BEGIN

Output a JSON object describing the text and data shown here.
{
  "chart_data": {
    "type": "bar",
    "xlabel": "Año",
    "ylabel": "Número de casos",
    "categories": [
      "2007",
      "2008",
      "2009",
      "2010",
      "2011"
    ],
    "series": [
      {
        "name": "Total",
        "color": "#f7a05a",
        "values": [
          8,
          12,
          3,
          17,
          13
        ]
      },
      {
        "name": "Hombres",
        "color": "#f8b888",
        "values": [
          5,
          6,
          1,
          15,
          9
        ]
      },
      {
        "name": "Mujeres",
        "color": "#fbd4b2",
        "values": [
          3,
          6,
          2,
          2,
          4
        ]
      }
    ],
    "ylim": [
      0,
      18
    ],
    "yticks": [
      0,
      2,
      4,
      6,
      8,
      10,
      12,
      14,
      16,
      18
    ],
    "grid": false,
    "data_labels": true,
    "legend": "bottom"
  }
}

END

## PROBLEM DETAILS
Return every line from the records above that holds the word "color".

## RIGHT ANSWER
        "color": "#f7a05a",
        "color": "#f8b888",
        "color": "#fbd4b2",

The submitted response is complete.